*The task*: All entries must be repeated exactly; do not include the pictures.

*Dataset items*:
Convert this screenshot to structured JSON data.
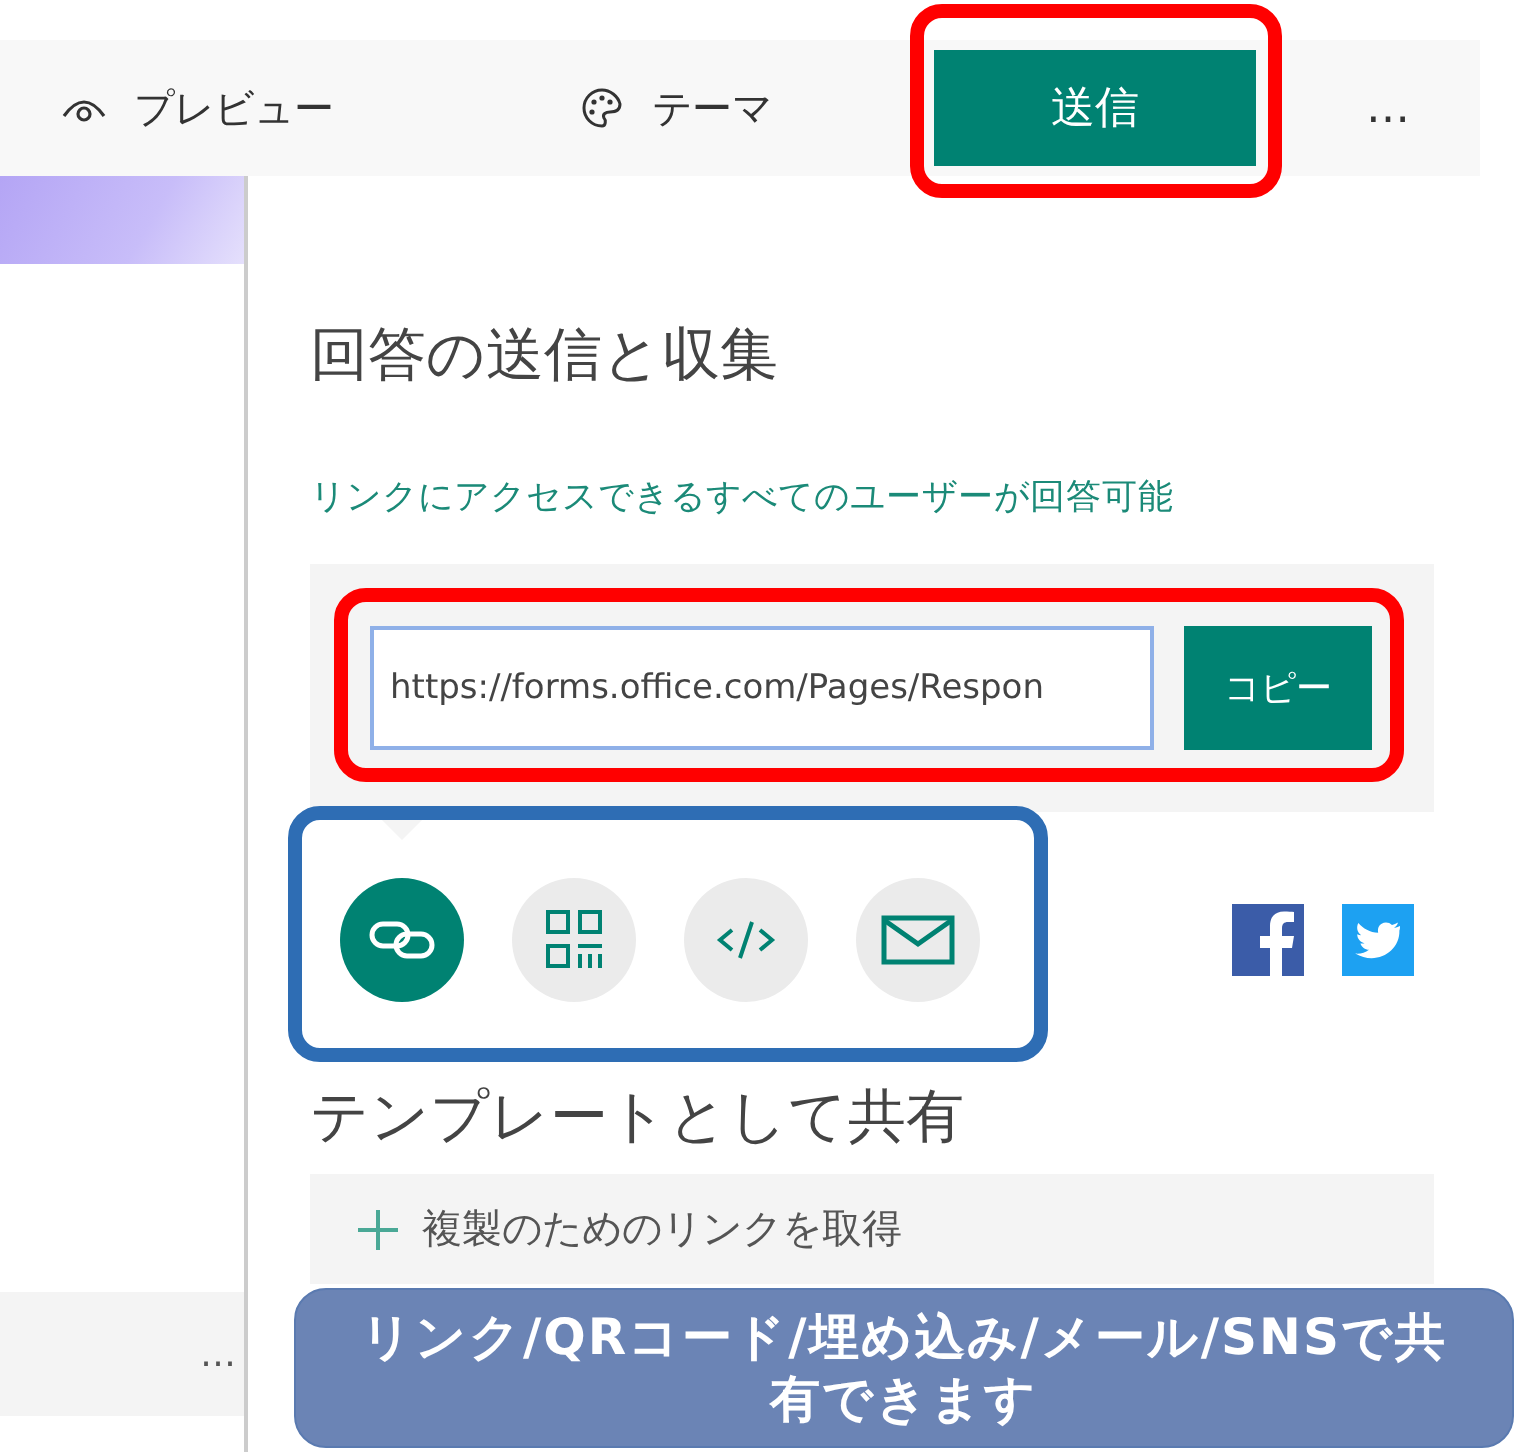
{
  "toolbar": {
    "items": [
      {
        "kind": "preview",
        "label": "プレビュー"
      },
      {
        "kind": "theme",
        "label": "テーマ"
      }
    ],
    "send_button": "送信",
    "more": "…"
  },
  "panel": {
    "title": "回答の送信と収集",
    "access_note": "リンクにアクセスできるすべてのユーザーが回答可能",
    "link_field": {
      "value": "https://forms.office.com/Pages/Respon"
    },
    "copy_button": "コピー",
    "share_options": [
      {
        "kind": "link",
        "selected": true
      },
      {
        "kind": "qr",
        "selected": false
      },
      {
        "kind": "embed",
        "selected": false
      },
      {
        "kind": "mail",
        "selected": false
      }
    ],
    "social": [
      {
        "kind": "facebook"
      },
      {
        "kind": "twitter"
      }
    ],
    "template_title": "テンプレートとして共有",
    "template_action": "複製のためのリンクを取得"
  },
  "left_pane": {
    "more": "…"
  },
  "callout": {
    "text": "リンク/QRコード/埋め込み/メール/SNSで共有できます"
  }
}
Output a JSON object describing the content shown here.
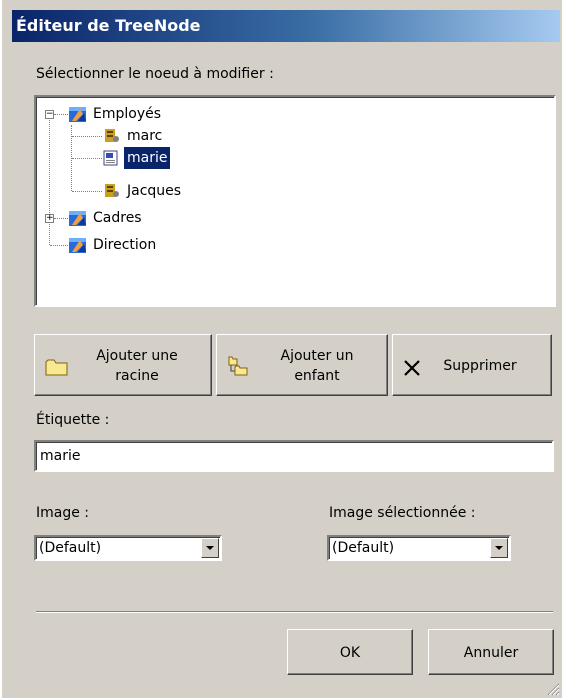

*Response for this exercise*:
Convert this screenshot to structured JSON data.
{
  "toolbar": {
    "items": [
      {
        "kind": "preview",
        "label": "プレビュー"
      },
      {
        "kind": "theme",
        "label": "テーマ"
      }
    ],
    "send_button": "送信",
    "more": "…"
  },
  "panel": {
    "title": "回答の送信と収集",
    "access_note": "リンクにアクセスできるすべてのユーザーが回答可能",
    "link_field": {
      "value": "https://forms.office.com/Pages/Respon"
    },
    "copy_button": "コピー",
    "share_options": [
      {
        "kind": "link",
        "selected": true
      },
      {
        "kind": "qr",
        "selected": false
      },
      {
        "kind": "embed",
        "selected": false
      },
      {
        "kind": "mail",
        "selected": false
      }
    ],
    "social": [
      {
        "kind": "facebook"
      },
      {
        "kind": "twitter"
      }
    ],
    "template_title": "テンプレートとして共有",
    "template_action": "複製のためのリンクを取得"
  },
  "left_pane": {
    "more": "…"
  },
  "callout": {
    "text": "リンク/QRコード/埋め込み/メール/SNSで共有できます"
  }
}
Output a JSON object describing the content shown here.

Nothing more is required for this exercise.